_Requirement_
Render every entry verbatim.

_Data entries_
====
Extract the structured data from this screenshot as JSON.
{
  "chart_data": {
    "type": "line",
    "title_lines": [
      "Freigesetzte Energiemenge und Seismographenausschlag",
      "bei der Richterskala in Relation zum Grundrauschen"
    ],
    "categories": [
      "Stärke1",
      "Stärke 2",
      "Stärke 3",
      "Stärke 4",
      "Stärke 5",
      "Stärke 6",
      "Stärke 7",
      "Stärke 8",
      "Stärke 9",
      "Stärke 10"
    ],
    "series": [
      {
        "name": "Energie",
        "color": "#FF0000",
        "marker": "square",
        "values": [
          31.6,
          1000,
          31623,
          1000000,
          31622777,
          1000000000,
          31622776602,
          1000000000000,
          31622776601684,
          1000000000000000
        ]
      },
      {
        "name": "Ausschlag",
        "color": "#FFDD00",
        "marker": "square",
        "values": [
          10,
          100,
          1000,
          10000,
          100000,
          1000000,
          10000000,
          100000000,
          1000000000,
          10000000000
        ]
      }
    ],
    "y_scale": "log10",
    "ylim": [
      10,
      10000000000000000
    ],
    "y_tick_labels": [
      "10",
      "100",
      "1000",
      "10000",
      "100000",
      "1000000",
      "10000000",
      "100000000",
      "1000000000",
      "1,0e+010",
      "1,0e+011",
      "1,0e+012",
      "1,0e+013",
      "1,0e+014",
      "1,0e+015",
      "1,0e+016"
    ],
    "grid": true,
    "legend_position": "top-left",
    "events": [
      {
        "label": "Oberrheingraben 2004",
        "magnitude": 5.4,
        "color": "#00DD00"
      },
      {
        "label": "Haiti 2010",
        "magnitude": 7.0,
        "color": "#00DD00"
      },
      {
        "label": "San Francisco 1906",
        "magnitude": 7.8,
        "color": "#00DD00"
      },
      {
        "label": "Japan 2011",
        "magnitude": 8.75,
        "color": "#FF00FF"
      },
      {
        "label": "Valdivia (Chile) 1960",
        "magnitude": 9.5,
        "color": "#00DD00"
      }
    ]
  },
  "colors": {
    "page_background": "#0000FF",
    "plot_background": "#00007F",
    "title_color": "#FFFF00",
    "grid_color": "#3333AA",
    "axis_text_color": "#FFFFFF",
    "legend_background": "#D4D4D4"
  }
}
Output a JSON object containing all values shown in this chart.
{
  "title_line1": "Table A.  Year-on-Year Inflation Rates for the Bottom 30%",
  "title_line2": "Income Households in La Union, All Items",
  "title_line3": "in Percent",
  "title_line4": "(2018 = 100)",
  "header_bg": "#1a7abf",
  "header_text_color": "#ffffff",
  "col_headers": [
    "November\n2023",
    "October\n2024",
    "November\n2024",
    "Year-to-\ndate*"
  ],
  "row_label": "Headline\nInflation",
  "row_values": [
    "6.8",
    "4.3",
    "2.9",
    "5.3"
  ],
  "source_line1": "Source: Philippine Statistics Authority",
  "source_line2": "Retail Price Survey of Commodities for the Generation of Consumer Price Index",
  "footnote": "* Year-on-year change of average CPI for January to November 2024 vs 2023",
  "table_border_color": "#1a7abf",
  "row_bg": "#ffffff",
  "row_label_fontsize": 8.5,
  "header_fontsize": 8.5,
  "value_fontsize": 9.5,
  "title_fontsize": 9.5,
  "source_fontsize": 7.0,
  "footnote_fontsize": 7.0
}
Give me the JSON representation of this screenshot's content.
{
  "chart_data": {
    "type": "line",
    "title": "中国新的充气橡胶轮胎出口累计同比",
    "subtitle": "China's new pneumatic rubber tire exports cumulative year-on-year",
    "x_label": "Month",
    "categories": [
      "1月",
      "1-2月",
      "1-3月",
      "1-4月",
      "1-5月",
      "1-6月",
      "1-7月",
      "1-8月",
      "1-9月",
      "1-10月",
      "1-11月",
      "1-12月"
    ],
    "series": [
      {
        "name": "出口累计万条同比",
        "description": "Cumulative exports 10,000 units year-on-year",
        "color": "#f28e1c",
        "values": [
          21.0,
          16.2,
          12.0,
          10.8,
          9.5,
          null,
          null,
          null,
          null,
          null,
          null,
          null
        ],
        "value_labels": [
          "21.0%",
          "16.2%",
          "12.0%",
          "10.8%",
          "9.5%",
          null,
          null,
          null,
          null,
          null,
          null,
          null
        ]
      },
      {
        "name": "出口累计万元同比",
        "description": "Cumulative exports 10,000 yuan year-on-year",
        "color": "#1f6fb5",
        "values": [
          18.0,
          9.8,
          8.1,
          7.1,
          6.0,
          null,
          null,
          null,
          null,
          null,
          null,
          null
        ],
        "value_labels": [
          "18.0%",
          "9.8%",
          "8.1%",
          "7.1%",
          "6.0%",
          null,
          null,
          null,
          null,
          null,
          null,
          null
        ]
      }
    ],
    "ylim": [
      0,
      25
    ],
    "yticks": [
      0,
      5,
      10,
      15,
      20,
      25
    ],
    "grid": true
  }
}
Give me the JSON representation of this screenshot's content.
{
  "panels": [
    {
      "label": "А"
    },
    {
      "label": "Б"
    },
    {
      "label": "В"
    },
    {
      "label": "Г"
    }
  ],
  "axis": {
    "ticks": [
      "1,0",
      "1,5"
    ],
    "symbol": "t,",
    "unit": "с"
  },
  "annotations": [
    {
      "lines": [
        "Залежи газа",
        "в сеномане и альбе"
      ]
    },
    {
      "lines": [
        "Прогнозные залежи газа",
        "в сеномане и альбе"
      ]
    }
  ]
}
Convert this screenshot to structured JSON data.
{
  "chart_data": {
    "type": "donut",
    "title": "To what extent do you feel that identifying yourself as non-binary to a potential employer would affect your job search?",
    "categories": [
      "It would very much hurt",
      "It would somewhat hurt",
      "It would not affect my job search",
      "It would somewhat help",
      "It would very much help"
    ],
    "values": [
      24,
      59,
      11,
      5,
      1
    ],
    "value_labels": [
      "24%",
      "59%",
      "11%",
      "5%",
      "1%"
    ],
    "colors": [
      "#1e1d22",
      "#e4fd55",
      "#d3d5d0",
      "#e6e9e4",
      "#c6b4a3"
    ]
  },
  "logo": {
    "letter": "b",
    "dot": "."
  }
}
====
_Written response_
Extract the structured data from this screenshot as JSON.
{
  "chart_data": {
    "type": "line",
    "title_lines": [
      "Freigesetzte Energiemenge und Seismographenausschlag",
      "bei der Richterskala in Relation zum Grundrauschen"
    ],
    "categories": [
      "Stärke1",
      "Stärke 2",
      "Stärke 3",
      "Stärke 4",
      "Stärke 5",
      "Stärke 6",
      "Stärke 7",
      "Stärke 8",
      "Stärke 9",
      "Stärke 10"
    ],
    "series": [
      {
        "name": "Energie",
        "color": "#FF0000",
        "marker": "square",
        "values": [
          31.6,
          1000,
          31623,
          1000000,
          31622777,
          1000000000,
          31622776602,
          1000000000000,
          31622776601684,
          1000000000000000
        ]
      },
      {
        "name": "Ausschlag",
        "color": "#FFDD00",
        "marker": "square",
        "values": [
          10,
          100,
          1000,
          10000,
          100000,
          1000000,
          10000000,
          100000000,
          1000000000,
          10000000000
        ]
      }
    ],
    "y_scale": "log10",
    "ylim": [
      10,
      10000000000000000
    ],
    "y_tick_labels": [
      "10",
      "100",
      "1000",
      "10000",
      "100000",
      "1000000",
      "10000000",
      "100000000",
      "1000000000",
      "1,0e+010",
      "1,0e+011",
      "1,0e+012",
      "1,0e+013",
      "1,0e+014",
      "1,0e+015",
      "1,0e+016"
    ],
    "grid": true,
    "legend_position": "top-left",
    "events": [
      {
        "label": "Oberrheingraben 2004",
        "magnitude": 5.4,
        "color": "#00DD00"
      },
      {
        "label": "Haiti 2010",
        "magnitude": 7.0,
        "color": "#00DD00"
      },
      {
        "label": "San Francisco 1906",
        "magnitude": 7.8,
        "color": "#00DD00"
      },
      {
        "label": "Japan 2011",
        "magnitude": 8.75,
        "color": "#FF00FF"
      },
      {
        "label": "Valdivia (Chile) 1960",
        "magnitude": 9.5,
        "color": "#00DD00"
      }
    ]
  },
  "colors": {
    "page_background": "#0000FF",
    "plot_background": "#00007F",
    "title_color": "#FFFF00",
    "grid_color": "#3333AA",
    "axis_text_color": "#FFFFFF",
    "legend_background": "#D4D4D4"
  }
}
Output a JSON object containing all values shown in this chart.
{
  "title_line1": "Table A.  Year-on-Year Inflation Rates for the Bottom 30%",
  "title_line2": "Income Households in La Union, All Items",
  "title_line3": "in Percent",
  "title_line4": "(2018 = 100)",
  "header_bg": "#1a7abf",
  "header_text_color": "#ffffff",
  "col_headers": [
    "November\n2023",
    "October\n2024",
    "November\n2024",
    "Year-to-\ndate*"
  ],
  "row_label": "Headline\nInflation",
  "row_values": [
    "6.8",
    "4.3",
    "2.9",
    "5.3"
  ],
  "source_line1": "Source: Philippine Statistics Authority",
  "source_line2": "Retail Price Survey of Commodities for the Generation of Consumer Price Index",
  "footnote": "* Year-on-year change of average CPI for January to November 2024 vs 2023",
  "table_border_color": "#1a7abf",
  "row_bg": "#ffffff",
  "row_label_fontsize": 8.5,
  "header_fontsize": 8.5,
  "value_fontsize": 9.5,
  "title_fontsize": 9.5,
  "source_fontsize": 7.0,
  "footnote_fontsize": 7.0
}
Give me the JSON representation of this screenshot's content.
{
  "chart_data": {
    "type": "line",
    "title": "中国新的充气橡胶轮胎出口累计同比",
    "subtitle": "China's new pneumatic rubber tire exports cumulative year-on-year",
    "x_label": "Month",
    "categories": [
      "1月",
      "1-2月",
      "1-3月",
      "1-4月",
      "1-5月",
      "1-6月",
      "1-7月",
      "1-8月",
      "1-9月",
      "1-10月",
      "1-11月",
      "1-12月"
    ],
    "series": [
      {
        "name": "出口累计万条同比",
        "description": "Cumulative exports 10,000 units year-on-year",
        "color": "#f28e1c",
        "values": [
          21.0,
          16.2,
          12.0,
          10.8,
          9.5,
          null,
          null,
          null,
          null,
          null,
          null,
          null
        ],
        "value_labels": [
          "21.0%",
          "16.2%",
          "12.0%",
          "10.8%",
          "9.5%",
          null,
          null,
          null,
          null,
          null,
          null,
          null
        ]
      },
      {
        "name": "出口累计万元同比",
        "description": "Cumulative exports 10,000 yuan year-on-year",
        "color": "#1f6fb5",
        "values": [
          18.0,
          9.8,
          8.1,
          7.1,
          6.0,
          null,
          null,
          null,
          null,
          null,
          null,
          null
        ],
        "value_labels": [
          "18.0%",
          "9.8%",
          "8.1%",
          "7.1%",
          "6.0%",
          null,
          null,
          null,
          null,
          null,
          null,
          null
        ]
      }
    ],
    "ylim": [
      0,
      25
    ],
    "yticks": [
      0,
      5,
      10,
      15,
      20,
      25
    ],
    "grid": true
  }
}
Give me the JSON representation of this screenshot's content.
{
  "panels": [
    {
      "label": "А"
    },
    {
      "label": "Б"
    },
    {
      "label": "В"
    },
    {
      "label": "Г"
    }
  ],
  "axis": {
    "ticks": [
      "1,0",
      "1,5"
    ],
    "symbol": "t,",
    "unit": "с"
  },
  "annotations": [
    {
      "lines": [
        "Залежи газа",
        "в сеномане и альбе"
      ]
    },
    {
      "lines": [
        "Прогнозные залежи газа",
        "в сеномане и альбе"
      ]
    }
  ]
}
Convert this screenshot to structured JSON data.
{
  "chart_data": {
    "type": "donut",
    "title": "To what extent do you feel that identifying yourself as non-binary to a potential employer would affect your job search?",
    "categories": [
      "It would very much hurt",
      "It would somewhat hurt",
      "It would not affect my job search",
      "It would somewhat help",
      "It would very much help"
    ],
    "values": [
      24,
      59,
      11,
      5,
      1
    ],
    "value_labels": [
      "24%",
      "59%",
      "11%",
      "5%",
      "1%"
    ],
    "colors": [
      "#1e1d22",
      "#e4fd55",
      "#d3d5d0",
      "#e6e9e4",
      "#c6b4a3"
    ]
  },
  "logo": {
    "letter": "b",
    "dot": "."
  }
}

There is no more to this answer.